#### INPUT RECORDS:

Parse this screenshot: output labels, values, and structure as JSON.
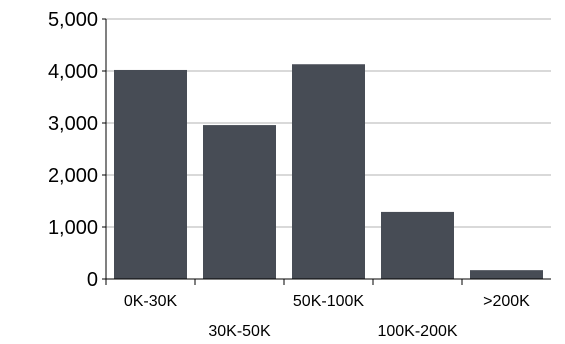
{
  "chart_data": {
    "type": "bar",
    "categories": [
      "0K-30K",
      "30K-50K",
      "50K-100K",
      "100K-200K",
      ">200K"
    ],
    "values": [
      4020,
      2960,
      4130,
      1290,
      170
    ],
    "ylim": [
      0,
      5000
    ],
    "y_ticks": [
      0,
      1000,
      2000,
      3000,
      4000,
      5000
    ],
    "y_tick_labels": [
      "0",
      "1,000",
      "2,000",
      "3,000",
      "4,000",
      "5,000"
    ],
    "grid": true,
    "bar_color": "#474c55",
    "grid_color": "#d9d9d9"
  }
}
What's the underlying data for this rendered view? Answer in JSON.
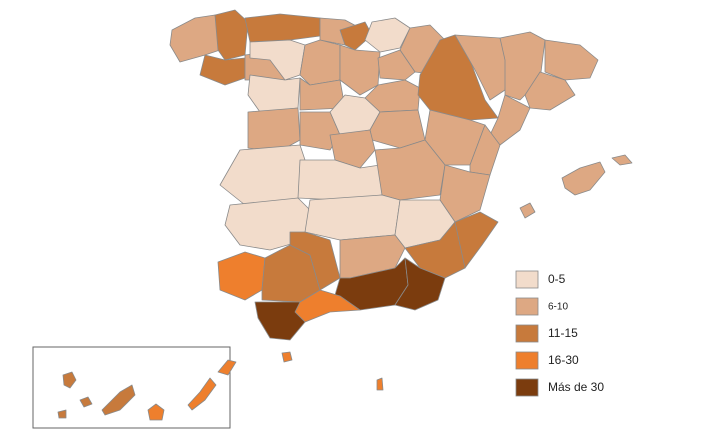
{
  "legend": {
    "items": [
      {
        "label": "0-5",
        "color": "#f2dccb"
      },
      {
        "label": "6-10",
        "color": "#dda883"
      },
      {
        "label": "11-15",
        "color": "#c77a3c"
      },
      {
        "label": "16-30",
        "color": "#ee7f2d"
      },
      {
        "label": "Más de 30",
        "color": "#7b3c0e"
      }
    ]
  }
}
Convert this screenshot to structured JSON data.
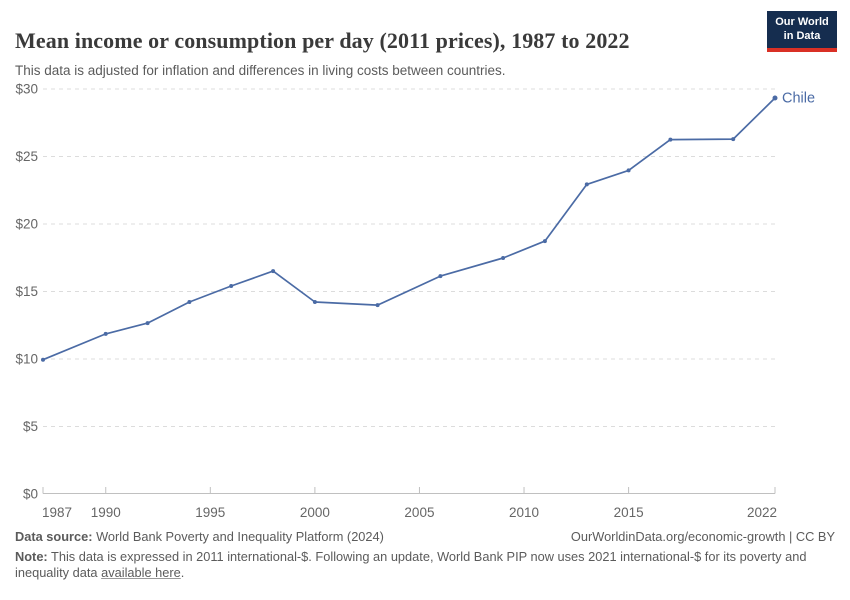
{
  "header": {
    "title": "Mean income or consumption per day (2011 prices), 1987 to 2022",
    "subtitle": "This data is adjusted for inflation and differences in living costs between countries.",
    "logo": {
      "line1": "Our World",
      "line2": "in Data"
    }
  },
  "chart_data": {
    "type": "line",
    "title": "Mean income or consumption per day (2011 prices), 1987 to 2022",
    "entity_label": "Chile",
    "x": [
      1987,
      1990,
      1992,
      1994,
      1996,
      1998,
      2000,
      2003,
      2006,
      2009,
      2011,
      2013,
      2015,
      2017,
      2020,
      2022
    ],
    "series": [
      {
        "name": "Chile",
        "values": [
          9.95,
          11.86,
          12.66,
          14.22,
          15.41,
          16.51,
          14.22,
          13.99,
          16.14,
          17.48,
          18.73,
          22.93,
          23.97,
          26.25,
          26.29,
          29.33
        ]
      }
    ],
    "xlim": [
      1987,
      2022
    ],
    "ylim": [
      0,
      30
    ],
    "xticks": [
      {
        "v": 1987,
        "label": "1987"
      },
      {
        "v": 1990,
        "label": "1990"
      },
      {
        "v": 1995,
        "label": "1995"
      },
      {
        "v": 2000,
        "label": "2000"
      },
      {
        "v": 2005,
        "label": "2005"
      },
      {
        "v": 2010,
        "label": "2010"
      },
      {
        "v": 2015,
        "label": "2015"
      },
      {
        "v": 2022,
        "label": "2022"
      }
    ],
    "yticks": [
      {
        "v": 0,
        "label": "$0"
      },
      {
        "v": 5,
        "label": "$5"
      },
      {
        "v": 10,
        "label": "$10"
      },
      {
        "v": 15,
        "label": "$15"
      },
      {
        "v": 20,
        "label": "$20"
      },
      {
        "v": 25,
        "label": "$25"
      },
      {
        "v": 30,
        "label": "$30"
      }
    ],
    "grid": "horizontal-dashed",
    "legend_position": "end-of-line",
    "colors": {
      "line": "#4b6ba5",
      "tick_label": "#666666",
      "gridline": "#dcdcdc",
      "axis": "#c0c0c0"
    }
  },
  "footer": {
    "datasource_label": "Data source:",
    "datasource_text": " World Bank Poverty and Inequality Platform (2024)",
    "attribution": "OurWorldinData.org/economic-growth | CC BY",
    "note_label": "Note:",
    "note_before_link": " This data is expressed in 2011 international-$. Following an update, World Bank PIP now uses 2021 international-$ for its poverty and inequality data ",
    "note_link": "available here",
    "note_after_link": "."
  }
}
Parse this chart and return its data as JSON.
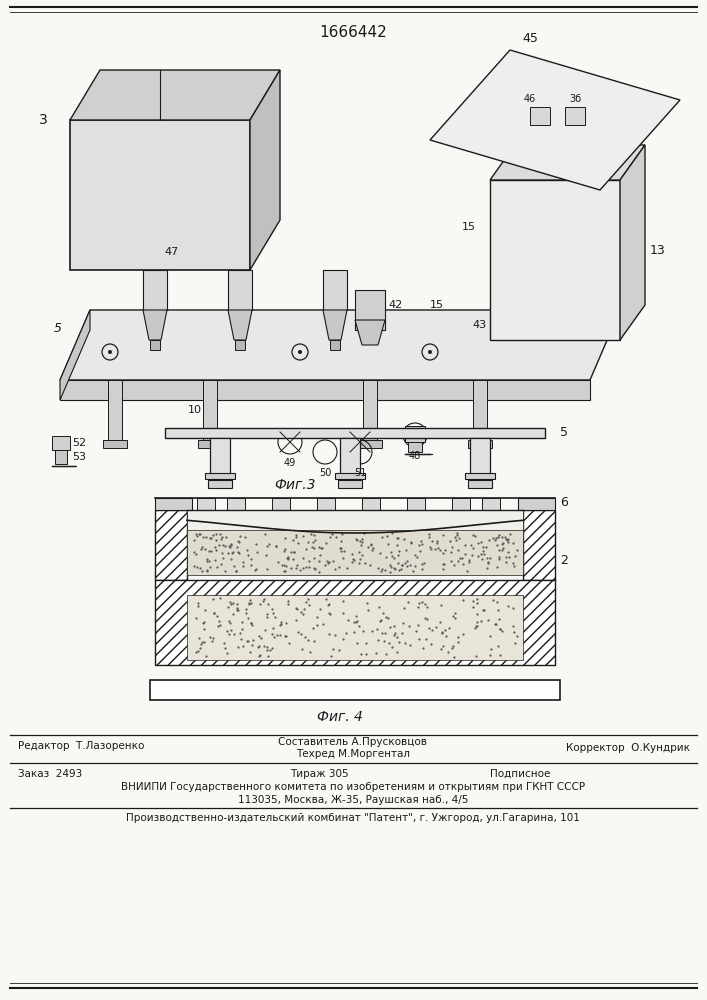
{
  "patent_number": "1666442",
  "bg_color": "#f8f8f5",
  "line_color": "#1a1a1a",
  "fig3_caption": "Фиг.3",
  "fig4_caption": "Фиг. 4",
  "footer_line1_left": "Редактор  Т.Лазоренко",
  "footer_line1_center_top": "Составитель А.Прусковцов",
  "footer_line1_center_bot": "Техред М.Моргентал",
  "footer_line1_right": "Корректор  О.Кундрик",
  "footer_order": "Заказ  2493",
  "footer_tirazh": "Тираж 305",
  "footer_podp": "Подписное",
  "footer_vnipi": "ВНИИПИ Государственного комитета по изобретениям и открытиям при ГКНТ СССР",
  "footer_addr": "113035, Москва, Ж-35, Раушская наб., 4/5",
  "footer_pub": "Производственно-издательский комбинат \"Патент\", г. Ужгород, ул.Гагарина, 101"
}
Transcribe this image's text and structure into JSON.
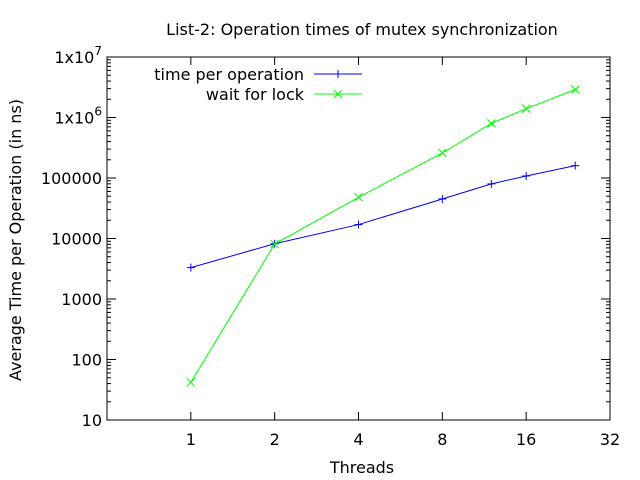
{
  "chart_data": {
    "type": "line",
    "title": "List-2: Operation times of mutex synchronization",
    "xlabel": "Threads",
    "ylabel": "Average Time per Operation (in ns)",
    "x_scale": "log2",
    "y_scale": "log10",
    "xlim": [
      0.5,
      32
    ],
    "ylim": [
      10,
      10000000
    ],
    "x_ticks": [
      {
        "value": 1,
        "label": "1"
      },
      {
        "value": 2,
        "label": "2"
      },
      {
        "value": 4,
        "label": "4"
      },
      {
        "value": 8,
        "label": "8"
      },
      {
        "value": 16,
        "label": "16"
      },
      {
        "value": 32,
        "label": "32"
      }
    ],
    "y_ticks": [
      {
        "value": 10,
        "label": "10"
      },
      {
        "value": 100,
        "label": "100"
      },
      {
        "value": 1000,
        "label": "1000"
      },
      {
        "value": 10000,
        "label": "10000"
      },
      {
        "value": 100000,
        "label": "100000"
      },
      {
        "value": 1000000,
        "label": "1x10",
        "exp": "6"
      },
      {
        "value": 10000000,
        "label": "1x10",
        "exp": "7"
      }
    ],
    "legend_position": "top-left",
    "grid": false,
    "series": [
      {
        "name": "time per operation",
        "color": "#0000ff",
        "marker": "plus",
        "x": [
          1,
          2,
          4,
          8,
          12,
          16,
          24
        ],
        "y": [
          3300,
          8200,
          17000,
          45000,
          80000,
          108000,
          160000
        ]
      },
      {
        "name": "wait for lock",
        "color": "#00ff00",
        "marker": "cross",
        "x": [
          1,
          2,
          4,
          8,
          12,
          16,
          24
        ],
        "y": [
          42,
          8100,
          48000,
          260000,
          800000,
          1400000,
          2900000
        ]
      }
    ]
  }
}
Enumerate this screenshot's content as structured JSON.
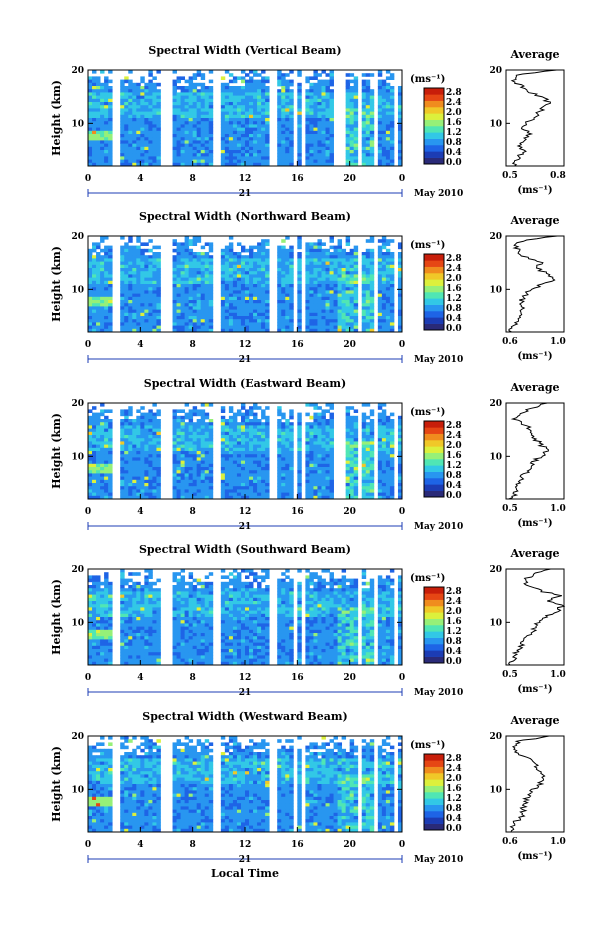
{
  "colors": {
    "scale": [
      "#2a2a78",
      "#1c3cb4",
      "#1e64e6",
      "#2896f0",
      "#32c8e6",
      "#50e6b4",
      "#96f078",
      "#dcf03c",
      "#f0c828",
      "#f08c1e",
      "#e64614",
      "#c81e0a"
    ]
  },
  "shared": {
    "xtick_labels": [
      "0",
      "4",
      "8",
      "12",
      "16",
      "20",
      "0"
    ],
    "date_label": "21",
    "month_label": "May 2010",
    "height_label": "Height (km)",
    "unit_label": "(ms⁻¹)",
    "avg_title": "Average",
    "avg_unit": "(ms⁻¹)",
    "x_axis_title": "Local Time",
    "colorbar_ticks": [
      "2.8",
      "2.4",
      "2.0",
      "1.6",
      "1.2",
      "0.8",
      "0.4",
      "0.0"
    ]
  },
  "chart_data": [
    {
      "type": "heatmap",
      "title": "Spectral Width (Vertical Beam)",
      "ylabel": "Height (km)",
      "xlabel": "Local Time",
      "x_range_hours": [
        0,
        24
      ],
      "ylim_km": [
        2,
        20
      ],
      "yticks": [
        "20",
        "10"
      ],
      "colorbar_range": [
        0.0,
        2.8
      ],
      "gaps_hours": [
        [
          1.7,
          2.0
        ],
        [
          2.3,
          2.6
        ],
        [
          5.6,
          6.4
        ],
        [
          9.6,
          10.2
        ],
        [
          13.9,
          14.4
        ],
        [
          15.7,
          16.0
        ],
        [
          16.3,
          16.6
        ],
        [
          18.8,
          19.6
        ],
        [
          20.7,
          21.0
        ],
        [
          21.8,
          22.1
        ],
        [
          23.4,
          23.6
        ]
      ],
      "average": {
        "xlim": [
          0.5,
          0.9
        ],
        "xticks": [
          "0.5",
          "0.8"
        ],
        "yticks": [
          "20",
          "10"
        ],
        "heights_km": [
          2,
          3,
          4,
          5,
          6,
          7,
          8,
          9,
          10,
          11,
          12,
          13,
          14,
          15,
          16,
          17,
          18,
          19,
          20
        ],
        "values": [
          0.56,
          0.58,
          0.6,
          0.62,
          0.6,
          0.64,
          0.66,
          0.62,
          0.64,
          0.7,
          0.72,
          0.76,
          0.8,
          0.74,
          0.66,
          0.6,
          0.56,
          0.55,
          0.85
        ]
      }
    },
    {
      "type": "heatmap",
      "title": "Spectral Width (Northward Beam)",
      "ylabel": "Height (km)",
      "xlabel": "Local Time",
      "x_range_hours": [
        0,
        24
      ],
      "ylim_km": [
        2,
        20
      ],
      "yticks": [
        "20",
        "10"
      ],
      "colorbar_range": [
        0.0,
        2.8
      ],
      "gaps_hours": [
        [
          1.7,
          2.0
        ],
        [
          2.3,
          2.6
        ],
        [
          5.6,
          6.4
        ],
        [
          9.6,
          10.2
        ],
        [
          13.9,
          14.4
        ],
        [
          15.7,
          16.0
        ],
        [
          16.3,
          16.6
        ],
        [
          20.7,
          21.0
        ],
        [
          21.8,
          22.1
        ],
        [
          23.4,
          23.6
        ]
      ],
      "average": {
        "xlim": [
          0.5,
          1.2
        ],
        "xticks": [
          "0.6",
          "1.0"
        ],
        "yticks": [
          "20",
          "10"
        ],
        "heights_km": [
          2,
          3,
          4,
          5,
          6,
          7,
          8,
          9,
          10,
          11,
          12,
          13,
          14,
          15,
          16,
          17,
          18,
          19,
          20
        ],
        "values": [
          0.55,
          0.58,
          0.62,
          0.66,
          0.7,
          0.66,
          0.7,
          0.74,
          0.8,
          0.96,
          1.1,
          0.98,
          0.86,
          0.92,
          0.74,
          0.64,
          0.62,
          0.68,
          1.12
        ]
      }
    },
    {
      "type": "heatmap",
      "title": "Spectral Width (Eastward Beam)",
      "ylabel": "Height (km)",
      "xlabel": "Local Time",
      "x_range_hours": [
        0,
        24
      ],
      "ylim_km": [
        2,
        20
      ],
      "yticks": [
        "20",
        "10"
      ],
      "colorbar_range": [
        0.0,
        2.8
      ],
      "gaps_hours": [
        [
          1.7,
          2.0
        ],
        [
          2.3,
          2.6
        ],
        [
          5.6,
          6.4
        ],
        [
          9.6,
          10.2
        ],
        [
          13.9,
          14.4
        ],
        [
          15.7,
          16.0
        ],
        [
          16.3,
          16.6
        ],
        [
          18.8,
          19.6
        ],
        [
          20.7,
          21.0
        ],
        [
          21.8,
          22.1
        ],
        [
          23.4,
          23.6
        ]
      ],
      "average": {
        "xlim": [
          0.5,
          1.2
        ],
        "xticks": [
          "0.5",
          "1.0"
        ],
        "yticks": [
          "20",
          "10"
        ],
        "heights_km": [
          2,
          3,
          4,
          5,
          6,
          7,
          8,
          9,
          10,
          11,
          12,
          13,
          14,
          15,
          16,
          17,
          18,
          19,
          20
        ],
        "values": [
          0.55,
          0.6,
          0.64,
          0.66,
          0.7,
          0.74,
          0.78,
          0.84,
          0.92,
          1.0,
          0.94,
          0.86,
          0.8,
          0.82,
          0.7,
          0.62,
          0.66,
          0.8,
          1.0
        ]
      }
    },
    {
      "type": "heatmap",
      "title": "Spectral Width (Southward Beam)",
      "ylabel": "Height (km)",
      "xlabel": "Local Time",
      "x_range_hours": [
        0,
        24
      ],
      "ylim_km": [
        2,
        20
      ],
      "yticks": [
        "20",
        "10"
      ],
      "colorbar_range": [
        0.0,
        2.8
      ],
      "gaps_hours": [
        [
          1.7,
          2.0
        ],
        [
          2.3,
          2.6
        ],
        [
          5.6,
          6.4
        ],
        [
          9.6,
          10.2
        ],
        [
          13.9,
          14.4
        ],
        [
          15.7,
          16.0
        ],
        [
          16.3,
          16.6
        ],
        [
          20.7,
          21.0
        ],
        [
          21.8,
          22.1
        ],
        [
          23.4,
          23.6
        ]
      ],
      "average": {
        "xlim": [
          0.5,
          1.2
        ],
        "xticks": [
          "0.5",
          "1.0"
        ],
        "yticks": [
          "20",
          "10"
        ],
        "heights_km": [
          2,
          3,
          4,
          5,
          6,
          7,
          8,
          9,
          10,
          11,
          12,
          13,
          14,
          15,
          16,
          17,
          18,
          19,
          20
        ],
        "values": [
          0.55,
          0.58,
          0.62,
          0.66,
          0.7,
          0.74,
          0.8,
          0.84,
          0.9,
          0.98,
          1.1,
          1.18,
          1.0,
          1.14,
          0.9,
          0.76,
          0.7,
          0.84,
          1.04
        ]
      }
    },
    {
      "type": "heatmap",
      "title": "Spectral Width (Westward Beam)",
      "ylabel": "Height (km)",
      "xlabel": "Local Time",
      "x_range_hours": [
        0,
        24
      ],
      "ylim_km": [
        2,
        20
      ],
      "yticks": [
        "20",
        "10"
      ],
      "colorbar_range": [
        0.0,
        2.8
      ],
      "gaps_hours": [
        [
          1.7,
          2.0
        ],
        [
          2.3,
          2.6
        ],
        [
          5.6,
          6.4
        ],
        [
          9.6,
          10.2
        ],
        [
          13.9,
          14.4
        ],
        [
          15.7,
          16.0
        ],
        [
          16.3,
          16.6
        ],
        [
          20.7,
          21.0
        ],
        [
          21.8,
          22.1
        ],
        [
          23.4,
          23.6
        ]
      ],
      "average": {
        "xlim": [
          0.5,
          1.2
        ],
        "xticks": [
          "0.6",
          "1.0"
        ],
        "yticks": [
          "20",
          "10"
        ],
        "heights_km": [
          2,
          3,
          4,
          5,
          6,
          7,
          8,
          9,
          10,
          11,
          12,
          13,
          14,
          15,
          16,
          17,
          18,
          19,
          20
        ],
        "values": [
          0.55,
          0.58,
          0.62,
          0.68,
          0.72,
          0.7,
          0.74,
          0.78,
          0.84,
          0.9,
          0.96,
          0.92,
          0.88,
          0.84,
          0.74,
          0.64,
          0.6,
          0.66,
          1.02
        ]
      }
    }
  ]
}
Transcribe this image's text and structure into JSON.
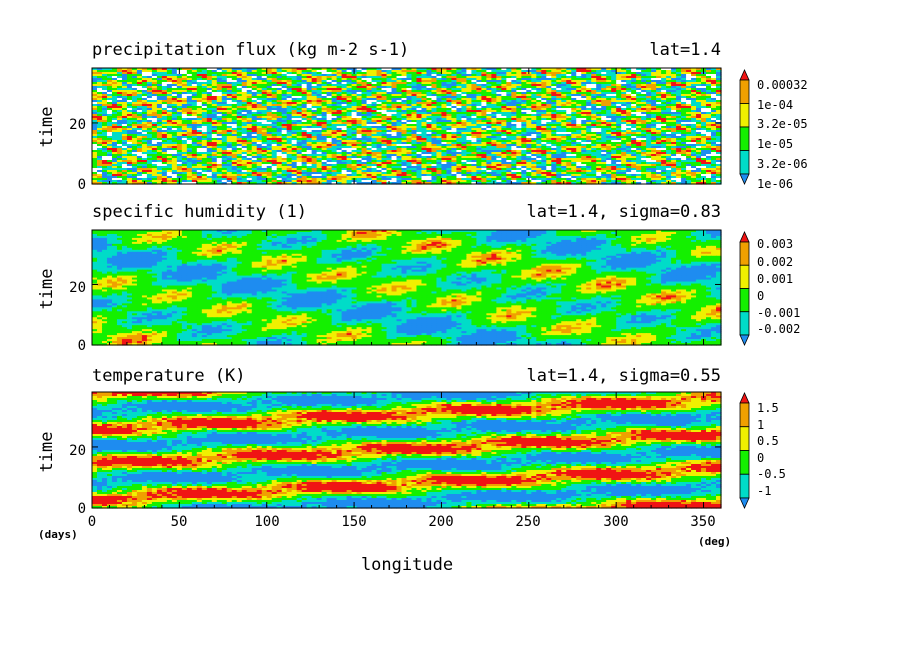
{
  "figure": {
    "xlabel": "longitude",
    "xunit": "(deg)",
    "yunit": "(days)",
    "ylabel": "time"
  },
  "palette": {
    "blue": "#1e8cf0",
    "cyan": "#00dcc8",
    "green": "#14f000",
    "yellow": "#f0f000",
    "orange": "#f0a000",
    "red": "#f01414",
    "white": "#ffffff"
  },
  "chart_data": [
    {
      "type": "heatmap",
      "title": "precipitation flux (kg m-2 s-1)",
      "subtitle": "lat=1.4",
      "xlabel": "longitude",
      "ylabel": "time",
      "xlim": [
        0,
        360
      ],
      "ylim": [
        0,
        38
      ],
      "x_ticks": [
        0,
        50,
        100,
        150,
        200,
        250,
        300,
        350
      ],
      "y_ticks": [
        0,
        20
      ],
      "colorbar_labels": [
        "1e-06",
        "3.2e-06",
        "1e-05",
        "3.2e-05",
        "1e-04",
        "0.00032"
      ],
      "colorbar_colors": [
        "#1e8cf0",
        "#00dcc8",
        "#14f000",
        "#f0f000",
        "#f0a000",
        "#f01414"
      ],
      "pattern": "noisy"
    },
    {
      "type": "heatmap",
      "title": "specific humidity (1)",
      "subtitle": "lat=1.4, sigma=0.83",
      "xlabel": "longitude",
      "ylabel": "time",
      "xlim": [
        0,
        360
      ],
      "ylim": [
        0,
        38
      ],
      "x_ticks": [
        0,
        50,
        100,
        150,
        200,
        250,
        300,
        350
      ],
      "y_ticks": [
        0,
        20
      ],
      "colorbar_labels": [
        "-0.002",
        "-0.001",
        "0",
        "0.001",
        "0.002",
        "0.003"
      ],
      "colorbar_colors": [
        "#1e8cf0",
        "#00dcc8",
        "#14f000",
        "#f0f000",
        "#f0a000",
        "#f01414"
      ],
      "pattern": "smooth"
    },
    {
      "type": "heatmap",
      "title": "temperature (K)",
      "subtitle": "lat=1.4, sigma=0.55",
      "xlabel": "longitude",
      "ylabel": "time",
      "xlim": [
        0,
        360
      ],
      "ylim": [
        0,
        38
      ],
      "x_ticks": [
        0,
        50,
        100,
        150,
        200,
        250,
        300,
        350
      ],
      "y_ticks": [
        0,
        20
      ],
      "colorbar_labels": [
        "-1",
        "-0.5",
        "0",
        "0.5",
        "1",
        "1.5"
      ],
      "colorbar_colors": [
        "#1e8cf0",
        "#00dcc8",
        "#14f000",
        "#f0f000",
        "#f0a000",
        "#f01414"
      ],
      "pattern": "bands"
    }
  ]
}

#### AIM OF THE TASK:
Every line that holds the word "JSON" should be extracted.

#### EXERCISE OUTPUT:
Parse this screenshot: output labels, values, and structure as JSON.
What's the underlying data for this rendered view? Answer in JSON.
Convert this screenshot to structured JSON data.
Parse this chart and return its data as JSON.
Transcribe this image's text and structure into JSON.
Enumerate this screenshot's content as structured JSON.
Transcribe this image's text and structure into JSON.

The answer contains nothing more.